INPUT MATERIAL:
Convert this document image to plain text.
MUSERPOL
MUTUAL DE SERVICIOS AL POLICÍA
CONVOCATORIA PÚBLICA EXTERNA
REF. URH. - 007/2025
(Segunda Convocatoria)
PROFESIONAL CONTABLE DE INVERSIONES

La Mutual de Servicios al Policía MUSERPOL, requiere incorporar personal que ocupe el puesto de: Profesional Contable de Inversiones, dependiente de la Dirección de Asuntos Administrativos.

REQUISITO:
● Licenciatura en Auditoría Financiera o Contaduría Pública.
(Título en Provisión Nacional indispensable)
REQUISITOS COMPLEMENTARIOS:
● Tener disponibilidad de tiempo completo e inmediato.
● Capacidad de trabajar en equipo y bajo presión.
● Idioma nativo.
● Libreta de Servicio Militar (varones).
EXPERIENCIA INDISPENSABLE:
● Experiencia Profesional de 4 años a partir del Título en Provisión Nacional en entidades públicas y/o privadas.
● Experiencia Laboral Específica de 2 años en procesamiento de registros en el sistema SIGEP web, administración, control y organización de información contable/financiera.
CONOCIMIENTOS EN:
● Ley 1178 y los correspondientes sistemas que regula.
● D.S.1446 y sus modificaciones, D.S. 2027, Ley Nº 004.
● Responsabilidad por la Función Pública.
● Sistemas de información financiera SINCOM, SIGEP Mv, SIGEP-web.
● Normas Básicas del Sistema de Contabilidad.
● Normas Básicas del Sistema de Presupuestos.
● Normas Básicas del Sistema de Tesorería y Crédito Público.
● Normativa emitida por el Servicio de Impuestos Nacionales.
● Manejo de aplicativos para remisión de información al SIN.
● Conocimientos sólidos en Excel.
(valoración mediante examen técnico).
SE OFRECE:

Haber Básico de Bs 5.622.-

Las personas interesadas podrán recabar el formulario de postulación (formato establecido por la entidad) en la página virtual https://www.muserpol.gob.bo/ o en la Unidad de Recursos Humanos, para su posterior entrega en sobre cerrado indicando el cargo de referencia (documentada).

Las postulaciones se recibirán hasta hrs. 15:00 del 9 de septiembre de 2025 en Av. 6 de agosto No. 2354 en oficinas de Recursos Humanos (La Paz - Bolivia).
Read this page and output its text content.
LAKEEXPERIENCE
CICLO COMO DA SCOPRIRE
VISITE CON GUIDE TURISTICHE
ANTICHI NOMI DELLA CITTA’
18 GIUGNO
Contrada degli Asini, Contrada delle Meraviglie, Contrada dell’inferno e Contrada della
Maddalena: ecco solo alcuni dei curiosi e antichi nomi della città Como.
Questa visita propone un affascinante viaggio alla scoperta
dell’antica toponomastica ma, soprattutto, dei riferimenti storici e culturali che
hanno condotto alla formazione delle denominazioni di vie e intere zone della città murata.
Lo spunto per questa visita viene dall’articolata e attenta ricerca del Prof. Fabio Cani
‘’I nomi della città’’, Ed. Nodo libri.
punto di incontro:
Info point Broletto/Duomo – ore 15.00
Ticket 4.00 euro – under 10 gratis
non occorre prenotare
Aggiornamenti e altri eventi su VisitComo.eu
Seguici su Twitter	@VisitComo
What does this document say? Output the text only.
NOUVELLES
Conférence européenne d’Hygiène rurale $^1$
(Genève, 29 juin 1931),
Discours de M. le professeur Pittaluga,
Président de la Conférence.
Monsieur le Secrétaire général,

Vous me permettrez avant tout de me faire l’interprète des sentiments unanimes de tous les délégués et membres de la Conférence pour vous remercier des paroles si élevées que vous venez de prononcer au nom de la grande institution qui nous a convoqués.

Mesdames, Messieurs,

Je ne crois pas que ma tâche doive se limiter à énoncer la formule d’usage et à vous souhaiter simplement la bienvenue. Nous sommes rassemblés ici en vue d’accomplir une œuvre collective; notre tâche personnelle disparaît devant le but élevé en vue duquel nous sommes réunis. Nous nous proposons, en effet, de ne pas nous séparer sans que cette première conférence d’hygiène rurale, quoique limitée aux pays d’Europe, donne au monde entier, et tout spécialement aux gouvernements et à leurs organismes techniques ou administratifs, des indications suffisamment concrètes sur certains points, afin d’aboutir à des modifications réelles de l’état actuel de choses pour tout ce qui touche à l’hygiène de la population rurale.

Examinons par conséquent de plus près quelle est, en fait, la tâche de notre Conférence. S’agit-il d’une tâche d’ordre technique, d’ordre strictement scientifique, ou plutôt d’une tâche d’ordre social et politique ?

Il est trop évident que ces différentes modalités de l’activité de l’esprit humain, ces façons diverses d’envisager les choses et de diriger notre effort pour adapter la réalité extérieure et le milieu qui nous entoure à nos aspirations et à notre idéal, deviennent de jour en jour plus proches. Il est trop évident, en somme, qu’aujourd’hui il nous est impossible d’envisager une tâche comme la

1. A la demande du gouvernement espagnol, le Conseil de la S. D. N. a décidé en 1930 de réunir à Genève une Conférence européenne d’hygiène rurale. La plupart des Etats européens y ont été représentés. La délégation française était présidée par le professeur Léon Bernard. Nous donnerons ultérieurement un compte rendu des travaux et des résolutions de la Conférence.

TASK STATEMENT: Transcribe every record above exactly as it appears.

TASK RESPONSE:
Convert this document image to plain text.
MUSERPOL
MUTUAL DE SERVICIOS AL POLICÍA
CONVOCATORIA PÚBLICA EXTERNA
REF. URH. - 007/2025
(Segunda Convocatoria)
PROFESIONAL CONTABLE DE INVERSIONES

La Mutual de Servicios al Policía MUSERPOL, requiere incorporar personal que ocupe el puesto de: Profesional Contable de Inversiones, dependiente de la Dirección de Asuntos Administrativos.

REQUISITO:
● Licenciatura en Auditoría Financiera o Contaduría Pública.
(Título en Provisión Nacional indispensable)
REQUISITOS COMPLEMENTARIOS:
● Tener disponibilidad de tiempo completo e inmediato.
● Capacidad de trabajar en equipo y bajo presión.
● Idioma nativo.
● Libreta de Servicio Militar (varones).
EXPERIENCIA INDISPENSABLE:
● Experiencia Profesional de 4 años a partir del Título en Provisión Nacional en entidades públicas y/o privadas.
● Experiencia Laboral Específica de 2 años en procesamiento de registros en el sistema SIGEP web, administración, control y organización de información contable/financiera.
CONOCIMIENTOS EN:
● Ley 1178 y los correspondientes sistemas que regula.
● D.S.1446 y sus modificaciones, D.S. 2027, Ley Nº 004.
● Responsabilidad por la Función Pública.
● Sistemas de información financiera SINCOM, SIGEP Mv, SIGEP-web.
● Normas Básicas del Sistema de Contabilidad.
● Normas Básicas del Sistema de Presupuestos.
● Normas Básicas del Sistema de Tesorería y Crédito Público.
● Normativa emitida por el Servicio de Impuestos Nacionales.
● Manejo de aplicativos para remisión de información al SIN.
● Conocimientos sólidos en Excel.
(valoración mediante examen técnico).
SE OFRECE:

Haber Básico de Bs 5.622.-

Las personas interesadas podrán recabar el formulario de postulación (formato establecido por la entidad) en la página virtual https://www.muserpol.gob.bo/ o en la Unidad de Recursos Humanos, para su posterior entrega en sobre cerrado indicando el cargo de referencia (documentada).

Las postulaciones se recibirán hasta hrs. 15:00 del 9 de septiembre de 2025 en Av. 6 de agosto No. 2354 en oficinas de Recursos Humanos (La Paz - Bolivia).
Read this page and output its text content.
LAKEEXPERIENCE
CICLO COMO DA SCOPRIRE
VISITE CON GUIDE TURISTICHE
ANTICHI NOMI DELLA CITTA’
18 GIUGNO
Contrada degli Asini, Contrada delle Meraviglie, Contrada dell’inferno e Contrada della
Maddalena: ecco solo alcuni dei curiosi e antichi nomi della città Como.
Questa visita propone un affascinante viaggio alla scoperta
dell’antica toponomastica ma, soprattutto, dei riferimenti storici e culturali che
hanno condotto alla formazione delle denominazioni di vie e intere zone della città murata.
Lo spunto per questa visita viene dall’articolata e attenta ricerca del Prof. Fabio Cani
‘’I nomi della città’’, Ed. Nodo libri.
punto di incontro:
Info point Broletto/Duomo – ore 15.00
Ticket 4.00 euro – under 10 gratis
non occorre prenotare
Aggiornamenti e altri eventi su VisitComo.eu
Seguici su Twitter	@VisitComo
What does this document say? Output the text only.
NOUVELLES
Conférence européenne d’Hygiène rurale $^1$
(Genève, 29 juin 1931),
Discours de M. le professeur Pittaluga,
Président de la Conférence.
Monsieur le Secrétaire général,

Vous me permettrez avant tout de me faire l’interprète des sentiments unanimes de tous les délégués et membres de la Conférence pour vous remercier des paroles si élevées que vous venez de prononcer au nom de la grande institution qui nous a convoqués.

Mesdames, Messieurs,

Je ne crois pas que ma tâche doive se limiter à énoncer la formule d’usage et à vous souhaiter simplement la bienvenue. Nous sommes rassemblés ici en vue d’accomplir une œuvre collective; notre tâche personnelle disparaît devant le but élevé en vue duquel nous sommes réunis. Nous nous proposons, en effet, de ne pas nous séparer sans que cette première conférence d’hygiène rurale, quoique limitée aux pays d’Europe, donne au monde entier, et tout spécialement aux gouvernements et à leurs organismes techniques ou administratifs, des indications suffisamment concrètes sur certains points, afin d’aboutir à des modifications réelles de l’état actuel de choses pour tout ce qui touche à l’hygiène de la population rurale.

Examinons par conséquent de plus près quelle est, en fait, la tâche de notre Conférence. S’agit-il d’une tâche d’ordre technique, d’ordre strictement scientifique, ou plutôt d’une tâche d’ordre social et politique ?

Il est trop évident que ces différentes modalités de l’activité de l’esprit humain, ces façons diverses d’envisager les choses et de diriger notre effort pour adapter la réalité extérieure et le milieu qui nous entoure à nos aspirations et à notre idéal, deviennent de jour en jour plus proches. Il est trop évident, en somme, qu’aujourd’hui il nous est impossible d’envisager une tâche comme la

1. A la demande du gouvernement espagnol, le Conseil de la S. D. N. a décidé en 1930 de réunir à Genève une Conférence européenne d’hygiène rurale. La plupart des Etats européens y ont été représentés. La délégation française était présidée par le professeur Léon Bernard. Nous donnerons ultérieurement un compte rendu des travaux et des résolutions de la Conférence.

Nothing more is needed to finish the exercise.